In the listing below, locate the lines that hold "Uncertain" and copy them.
┌──
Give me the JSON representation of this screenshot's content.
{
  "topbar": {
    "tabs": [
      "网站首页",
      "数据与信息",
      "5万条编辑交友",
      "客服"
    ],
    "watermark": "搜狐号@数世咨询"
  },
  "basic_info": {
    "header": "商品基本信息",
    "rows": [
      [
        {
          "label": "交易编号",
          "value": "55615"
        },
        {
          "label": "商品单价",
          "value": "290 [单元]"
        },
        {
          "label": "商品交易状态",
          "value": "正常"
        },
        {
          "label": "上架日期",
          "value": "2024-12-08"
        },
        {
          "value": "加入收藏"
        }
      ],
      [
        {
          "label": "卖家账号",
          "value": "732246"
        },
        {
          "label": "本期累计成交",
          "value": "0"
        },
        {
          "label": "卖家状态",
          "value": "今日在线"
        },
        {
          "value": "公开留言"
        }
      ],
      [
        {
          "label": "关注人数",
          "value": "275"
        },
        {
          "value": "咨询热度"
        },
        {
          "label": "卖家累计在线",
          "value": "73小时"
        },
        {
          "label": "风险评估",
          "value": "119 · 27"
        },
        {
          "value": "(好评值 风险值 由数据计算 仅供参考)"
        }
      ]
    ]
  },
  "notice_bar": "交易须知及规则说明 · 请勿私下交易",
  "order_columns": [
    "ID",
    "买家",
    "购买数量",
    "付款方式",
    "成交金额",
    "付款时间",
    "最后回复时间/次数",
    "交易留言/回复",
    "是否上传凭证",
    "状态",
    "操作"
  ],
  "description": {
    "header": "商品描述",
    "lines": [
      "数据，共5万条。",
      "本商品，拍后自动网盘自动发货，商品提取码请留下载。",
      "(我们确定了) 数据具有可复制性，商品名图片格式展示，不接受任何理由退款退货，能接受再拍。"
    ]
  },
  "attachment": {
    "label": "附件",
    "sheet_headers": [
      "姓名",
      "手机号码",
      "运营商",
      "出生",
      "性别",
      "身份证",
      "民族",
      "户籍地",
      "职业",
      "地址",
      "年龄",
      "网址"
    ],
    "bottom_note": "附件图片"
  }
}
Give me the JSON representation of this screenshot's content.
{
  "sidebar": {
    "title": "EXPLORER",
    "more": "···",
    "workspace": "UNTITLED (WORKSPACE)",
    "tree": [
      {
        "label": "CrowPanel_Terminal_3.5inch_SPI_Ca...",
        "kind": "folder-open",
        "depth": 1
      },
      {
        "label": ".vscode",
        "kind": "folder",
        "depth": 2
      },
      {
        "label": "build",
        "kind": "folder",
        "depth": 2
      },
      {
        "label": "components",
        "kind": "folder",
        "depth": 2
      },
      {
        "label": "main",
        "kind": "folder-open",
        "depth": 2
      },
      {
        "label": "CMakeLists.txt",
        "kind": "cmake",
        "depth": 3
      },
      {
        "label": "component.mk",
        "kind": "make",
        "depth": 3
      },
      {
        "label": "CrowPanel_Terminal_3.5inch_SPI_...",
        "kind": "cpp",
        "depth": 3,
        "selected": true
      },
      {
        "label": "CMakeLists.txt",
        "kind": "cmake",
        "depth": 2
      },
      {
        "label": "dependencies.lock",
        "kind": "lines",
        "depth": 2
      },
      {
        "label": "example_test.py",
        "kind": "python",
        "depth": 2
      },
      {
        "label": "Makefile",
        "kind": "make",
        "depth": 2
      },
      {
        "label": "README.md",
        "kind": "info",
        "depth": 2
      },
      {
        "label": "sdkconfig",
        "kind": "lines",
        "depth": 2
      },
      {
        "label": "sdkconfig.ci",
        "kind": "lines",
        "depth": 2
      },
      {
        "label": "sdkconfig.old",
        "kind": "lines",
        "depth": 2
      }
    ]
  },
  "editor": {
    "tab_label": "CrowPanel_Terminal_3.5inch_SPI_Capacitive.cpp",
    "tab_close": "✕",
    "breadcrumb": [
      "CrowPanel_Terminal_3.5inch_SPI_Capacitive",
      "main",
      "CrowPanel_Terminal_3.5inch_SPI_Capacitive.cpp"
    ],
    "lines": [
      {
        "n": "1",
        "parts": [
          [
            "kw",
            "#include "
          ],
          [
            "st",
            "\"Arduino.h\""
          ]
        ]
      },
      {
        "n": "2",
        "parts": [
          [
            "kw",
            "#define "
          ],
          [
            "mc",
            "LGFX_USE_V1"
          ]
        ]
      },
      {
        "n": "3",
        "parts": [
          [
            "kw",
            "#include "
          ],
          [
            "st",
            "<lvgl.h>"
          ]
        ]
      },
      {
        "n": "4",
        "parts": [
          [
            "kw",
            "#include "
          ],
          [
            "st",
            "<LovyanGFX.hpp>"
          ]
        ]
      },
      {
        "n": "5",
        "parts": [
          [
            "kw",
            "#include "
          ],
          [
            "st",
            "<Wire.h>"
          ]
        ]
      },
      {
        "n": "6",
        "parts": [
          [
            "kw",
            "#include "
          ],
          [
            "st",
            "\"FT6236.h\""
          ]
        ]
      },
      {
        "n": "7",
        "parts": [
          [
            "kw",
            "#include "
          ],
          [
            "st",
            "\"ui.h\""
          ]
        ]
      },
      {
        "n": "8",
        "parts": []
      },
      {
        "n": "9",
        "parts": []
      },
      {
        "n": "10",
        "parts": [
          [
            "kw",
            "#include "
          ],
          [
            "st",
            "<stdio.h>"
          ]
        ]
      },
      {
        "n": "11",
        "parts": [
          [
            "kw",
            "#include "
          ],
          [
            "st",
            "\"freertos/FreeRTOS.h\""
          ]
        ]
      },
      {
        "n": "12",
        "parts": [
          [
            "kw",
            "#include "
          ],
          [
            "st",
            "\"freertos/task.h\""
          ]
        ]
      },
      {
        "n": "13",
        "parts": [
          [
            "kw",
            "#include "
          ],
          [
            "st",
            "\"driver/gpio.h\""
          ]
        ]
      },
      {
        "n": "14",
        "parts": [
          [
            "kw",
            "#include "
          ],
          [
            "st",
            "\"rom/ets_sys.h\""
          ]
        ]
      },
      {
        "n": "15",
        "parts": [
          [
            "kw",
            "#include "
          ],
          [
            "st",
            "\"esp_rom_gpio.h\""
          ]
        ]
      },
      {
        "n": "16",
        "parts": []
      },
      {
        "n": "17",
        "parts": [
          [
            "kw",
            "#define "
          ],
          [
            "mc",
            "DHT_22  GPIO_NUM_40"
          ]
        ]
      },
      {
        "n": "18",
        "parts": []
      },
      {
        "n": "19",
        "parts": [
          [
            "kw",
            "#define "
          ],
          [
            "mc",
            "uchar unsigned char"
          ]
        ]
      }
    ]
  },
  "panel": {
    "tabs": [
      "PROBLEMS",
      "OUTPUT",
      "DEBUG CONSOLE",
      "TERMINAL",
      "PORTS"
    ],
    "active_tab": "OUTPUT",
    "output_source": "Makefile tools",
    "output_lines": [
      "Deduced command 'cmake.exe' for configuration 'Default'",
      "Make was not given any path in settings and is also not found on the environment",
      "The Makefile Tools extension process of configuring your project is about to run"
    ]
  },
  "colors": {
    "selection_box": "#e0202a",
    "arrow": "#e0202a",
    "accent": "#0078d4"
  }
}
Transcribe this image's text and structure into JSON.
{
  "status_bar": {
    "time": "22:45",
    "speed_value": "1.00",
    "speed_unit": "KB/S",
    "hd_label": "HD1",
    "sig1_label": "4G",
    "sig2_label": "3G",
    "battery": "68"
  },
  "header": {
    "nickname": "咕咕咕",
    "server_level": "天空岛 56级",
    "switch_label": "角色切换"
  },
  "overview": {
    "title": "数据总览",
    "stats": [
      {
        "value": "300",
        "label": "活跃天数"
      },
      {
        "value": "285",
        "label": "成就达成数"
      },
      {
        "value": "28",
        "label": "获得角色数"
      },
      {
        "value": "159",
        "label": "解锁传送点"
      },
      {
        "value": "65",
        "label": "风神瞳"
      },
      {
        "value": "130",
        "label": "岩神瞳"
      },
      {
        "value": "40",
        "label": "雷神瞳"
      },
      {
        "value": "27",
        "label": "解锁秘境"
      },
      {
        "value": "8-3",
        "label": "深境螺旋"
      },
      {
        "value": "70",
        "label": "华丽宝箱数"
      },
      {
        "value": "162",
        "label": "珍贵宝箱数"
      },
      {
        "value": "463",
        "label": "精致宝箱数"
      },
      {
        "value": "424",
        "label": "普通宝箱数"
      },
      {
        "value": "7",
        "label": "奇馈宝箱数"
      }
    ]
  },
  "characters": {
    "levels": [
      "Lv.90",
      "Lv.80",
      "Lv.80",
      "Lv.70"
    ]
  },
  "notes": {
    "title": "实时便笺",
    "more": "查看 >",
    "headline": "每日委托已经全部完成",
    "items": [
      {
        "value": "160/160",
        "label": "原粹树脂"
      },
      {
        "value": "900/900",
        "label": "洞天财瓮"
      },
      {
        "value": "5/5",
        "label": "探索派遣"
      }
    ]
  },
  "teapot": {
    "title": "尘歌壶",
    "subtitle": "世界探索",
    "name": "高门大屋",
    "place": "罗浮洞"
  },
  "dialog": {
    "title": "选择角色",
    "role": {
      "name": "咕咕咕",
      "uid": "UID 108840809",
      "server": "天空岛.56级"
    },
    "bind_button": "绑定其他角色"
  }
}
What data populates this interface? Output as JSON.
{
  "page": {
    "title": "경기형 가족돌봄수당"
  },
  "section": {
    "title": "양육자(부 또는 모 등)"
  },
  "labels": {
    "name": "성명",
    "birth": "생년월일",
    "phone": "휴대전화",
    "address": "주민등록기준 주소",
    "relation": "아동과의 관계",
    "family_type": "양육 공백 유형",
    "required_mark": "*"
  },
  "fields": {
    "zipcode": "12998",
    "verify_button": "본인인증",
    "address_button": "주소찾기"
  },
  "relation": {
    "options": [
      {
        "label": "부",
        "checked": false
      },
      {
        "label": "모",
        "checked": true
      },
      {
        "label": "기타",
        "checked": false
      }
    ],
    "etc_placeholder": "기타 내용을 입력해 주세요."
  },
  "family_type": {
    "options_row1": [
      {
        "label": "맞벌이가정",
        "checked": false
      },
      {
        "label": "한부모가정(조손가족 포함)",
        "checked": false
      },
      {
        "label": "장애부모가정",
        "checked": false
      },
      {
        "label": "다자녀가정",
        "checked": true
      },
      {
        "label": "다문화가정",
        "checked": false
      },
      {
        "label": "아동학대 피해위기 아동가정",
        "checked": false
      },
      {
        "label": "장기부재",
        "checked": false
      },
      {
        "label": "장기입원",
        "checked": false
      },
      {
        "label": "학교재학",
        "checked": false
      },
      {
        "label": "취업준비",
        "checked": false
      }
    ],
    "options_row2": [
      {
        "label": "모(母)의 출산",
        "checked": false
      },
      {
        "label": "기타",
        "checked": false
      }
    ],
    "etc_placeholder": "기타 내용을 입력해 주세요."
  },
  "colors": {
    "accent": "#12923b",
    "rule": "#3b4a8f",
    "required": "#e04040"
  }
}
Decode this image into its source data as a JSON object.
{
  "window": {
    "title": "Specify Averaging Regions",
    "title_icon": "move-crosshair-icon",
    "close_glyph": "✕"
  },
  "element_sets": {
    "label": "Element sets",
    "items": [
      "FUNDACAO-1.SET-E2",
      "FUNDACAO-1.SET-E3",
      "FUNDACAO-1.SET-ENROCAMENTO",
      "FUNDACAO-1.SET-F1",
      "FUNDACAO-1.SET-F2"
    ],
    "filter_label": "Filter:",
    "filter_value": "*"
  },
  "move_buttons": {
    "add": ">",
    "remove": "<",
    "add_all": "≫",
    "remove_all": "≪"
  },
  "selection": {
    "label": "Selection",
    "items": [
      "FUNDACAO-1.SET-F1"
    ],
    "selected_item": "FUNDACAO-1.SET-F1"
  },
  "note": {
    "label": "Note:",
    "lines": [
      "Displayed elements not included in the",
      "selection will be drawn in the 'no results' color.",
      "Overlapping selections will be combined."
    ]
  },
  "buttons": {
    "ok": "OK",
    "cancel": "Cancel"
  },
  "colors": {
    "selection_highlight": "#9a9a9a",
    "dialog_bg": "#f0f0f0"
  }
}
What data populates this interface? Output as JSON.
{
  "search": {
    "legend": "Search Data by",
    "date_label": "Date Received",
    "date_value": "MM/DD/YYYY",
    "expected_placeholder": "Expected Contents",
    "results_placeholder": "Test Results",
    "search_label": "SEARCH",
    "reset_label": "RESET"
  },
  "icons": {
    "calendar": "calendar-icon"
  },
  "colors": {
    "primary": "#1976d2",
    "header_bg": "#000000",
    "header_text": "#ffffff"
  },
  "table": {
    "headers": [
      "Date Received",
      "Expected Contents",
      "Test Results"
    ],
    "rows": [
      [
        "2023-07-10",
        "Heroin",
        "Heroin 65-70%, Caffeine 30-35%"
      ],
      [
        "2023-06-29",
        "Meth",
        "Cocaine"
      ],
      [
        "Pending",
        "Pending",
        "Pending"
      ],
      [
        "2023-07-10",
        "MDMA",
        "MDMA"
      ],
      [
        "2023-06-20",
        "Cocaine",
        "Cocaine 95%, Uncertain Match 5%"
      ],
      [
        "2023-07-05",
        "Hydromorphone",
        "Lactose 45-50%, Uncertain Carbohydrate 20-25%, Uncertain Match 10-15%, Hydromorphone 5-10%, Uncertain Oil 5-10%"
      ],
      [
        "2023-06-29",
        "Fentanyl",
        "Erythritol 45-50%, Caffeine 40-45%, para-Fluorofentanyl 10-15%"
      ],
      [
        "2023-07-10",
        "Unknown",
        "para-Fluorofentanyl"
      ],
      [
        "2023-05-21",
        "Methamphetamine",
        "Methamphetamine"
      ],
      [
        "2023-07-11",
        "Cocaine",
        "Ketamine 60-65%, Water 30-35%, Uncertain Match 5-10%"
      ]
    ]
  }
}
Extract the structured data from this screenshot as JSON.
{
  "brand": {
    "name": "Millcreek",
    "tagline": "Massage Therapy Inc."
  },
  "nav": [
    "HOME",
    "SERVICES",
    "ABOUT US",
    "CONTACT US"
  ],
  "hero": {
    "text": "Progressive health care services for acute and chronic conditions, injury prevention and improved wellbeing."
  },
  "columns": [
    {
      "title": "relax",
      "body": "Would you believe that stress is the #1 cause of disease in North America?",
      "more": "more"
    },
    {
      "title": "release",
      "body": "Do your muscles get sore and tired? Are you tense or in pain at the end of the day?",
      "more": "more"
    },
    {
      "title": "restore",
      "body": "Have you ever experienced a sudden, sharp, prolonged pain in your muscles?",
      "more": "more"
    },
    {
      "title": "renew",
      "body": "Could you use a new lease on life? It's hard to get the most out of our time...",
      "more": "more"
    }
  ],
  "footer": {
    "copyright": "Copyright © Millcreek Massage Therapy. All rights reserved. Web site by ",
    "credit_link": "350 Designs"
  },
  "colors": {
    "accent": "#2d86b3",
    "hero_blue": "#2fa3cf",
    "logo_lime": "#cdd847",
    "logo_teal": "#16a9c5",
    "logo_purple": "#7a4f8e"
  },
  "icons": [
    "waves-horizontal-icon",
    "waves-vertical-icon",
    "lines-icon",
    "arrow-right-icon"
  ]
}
└──
Answer to the problem:
        "Cocaine 95%, Uncertain Match 5%"
        "Lactose 45-50%, Uncertain Carbohydrate 20-25%, Uncertain Match 10-15%, Hydromorphone 5-10%, Uncertain Oil 5-10%"
        "Ketamine 60-65%, Water 30-35%, Uncertain Match 5-10%"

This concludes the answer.